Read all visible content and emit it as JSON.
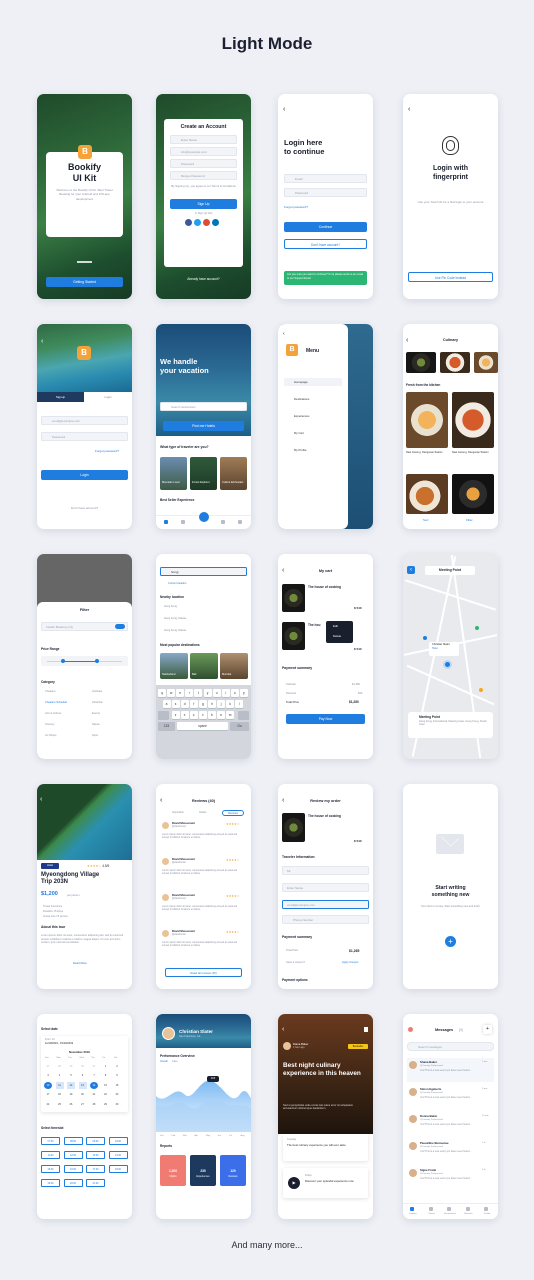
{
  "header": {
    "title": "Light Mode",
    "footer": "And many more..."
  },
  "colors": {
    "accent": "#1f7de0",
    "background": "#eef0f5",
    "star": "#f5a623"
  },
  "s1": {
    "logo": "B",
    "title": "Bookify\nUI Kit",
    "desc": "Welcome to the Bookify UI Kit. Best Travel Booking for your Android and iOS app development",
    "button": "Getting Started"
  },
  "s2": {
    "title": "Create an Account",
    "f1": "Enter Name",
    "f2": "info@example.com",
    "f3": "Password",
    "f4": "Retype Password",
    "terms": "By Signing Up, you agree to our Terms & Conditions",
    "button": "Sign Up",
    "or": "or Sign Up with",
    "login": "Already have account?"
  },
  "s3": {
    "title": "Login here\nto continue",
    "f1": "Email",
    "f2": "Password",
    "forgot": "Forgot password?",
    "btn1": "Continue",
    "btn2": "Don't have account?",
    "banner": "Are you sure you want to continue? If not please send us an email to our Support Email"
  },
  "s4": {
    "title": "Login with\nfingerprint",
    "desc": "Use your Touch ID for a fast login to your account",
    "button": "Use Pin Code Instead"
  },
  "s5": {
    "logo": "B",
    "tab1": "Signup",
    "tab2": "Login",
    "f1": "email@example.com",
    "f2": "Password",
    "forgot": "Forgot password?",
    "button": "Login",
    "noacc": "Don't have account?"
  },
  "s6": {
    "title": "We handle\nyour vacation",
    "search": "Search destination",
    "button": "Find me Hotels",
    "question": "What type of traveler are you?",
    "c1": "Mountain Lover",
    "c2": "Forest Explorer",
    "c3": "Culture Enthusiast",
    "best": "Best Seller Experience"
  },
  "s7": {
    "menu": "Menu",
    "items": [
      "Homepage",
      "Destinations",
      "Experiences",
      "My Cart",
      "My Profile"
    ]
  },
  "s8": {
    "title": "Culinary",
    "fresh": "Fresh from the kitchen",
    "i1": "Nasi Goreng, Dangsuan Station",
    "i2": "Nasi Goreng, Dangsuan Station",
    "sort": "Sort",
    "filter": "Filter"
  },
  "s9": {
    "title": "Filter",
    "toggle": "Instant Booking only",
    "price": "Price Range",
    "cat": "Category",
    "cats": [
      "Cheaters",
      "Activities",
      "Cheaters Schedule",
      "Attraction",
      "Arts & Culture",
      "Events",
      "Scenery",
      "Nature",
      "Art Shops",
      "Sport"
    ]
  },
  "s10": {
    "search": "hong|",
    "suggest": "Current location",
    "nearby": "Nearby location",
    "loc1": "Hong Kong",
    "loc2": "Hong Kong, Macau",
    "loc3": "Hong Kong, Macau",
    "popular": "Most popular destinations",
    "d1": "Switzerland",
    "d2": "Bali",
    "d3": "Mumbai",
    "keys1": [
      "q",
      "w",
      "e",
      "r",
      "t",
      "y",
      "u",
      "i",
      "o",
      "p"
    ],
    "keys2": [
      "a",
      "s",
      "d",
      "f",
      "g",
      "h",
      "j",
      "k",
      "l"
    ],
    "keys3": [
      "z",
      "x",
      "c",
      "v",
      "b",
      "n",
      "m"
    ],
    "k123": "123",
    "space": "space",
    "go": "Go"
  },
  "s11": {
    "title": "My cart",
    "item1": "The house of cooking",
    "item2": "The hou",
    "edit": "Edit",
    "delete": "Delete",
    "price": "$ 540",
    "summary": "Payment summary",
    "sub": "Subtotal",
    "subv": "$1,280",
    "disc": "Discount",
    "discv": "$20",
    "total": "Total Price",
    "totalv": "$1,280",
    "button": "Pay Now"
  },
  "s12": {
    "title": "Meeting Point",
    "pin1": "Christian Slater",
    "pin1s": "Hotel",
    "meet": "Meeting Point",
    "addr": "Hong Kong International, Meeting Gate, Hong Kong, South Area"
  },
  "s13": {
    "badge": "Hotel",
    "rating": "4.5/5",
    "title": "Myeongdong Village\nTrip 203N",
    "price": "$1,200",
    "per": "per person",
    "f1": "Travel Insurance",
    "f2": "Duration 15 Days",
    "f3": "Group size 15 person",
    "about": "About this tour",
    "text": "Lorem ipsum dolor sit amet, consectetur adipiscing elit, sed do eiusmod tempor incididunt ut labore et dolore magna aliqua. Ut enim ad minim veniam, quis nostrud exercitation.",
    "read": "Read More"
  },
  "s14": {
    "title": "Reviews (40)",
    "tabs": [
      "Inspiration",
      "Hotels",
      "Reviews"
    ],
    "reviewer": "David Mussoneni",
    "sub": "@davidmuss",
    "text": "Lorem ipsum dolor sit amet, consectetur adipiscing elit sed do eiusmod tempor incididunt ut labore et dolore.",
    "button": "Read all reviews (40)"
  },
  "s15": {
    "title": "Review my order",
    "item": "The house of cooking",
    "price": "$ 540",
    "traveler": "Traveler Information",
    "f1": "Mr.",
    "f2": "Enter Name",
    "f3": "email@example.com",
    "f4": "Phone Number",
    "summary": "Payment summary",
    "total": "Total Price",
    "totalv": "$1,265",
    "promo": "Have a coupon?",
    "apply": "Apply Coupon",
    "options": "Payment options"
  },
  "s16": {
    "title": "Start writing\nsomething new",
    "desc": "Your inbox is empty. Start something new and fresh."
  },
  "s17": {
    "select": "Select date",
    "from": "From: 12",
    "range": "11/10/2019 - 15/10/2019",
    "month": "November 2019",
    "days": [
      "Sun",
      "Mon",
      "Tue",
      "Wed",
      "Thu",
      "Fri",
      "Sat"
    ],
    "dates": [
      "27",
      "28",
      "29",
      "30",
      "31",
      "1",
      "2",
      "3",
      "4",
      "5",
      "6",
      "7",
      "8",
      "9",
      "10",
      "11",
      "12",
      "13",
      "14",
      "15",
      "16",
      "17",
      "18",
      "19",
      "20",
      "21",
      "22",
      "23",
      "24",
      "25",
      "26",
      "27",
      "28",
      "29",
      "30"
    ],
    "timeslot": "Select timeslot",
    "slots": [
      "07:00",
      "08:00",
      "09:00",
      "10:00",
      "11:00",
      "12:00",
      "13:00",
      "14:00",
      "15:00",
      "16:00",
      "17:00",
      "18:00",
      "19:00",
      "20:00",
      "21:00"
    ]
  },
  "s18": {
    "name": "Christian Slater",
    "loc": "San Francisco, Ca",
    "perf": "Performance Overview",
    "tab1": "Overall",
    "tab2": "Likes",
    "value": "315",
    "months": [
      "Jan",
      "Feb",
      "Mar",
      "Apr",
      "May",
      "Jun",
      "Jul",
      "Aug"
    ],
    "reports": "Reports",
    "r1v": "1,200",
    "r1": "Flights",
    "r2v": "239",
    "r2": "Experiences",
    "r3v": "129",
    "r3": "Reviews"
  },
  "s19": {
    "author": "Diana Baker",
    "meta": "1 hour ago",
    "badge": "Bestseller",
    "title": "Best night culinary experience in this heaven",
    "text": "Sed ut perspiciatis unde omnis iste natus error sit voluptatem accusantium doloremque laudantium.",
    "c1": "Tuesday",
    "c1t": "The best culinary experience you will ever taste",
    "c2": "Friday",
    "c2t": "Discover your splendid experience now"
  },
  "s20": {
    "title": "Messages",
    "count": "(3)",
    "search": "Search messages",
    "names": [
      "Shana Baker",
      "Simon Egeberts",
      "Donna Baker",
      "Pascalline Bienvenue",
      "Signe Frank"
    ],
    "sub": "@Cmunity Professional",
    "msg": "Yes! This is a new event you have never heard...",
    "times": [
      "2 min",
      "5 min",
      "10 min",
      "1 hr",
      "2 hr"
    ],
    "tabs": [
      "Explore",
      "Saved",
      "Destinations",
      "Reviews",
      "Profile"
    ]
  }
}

● ● ● ●

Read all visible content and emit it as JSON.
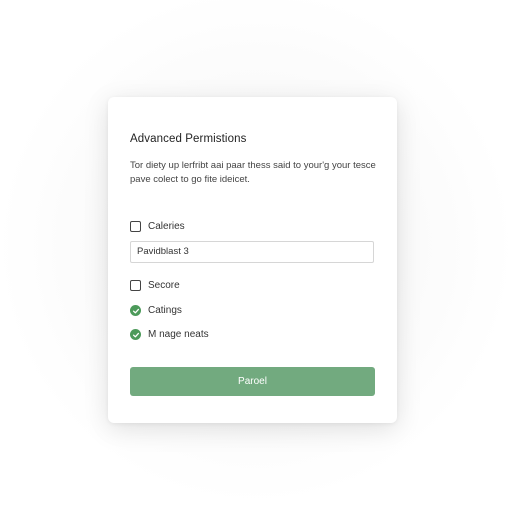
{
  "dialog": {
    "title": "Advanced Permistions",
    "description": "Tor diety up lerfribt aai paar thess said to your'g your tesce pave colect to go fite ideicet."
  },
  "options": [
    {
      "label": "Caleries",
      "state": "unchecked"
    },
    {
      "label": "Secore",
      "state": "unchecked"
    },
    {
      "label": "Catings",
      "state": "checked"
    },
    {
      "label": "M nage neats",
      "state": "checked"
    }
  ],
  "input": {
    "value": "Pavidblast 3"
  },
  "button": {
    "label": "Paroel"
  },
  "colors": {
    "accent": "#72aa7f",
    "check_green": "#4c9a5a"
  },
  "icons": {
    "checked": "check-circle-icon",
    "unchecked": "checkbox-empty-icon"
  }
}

● ● ● ●

> **Exercise instructions**
List each line holding the string "fresh".

> **Answer for the task**
    "fresh": "Fresh from the kitchen",
    "desc": "Your inbox is empty. Start something new and fresh."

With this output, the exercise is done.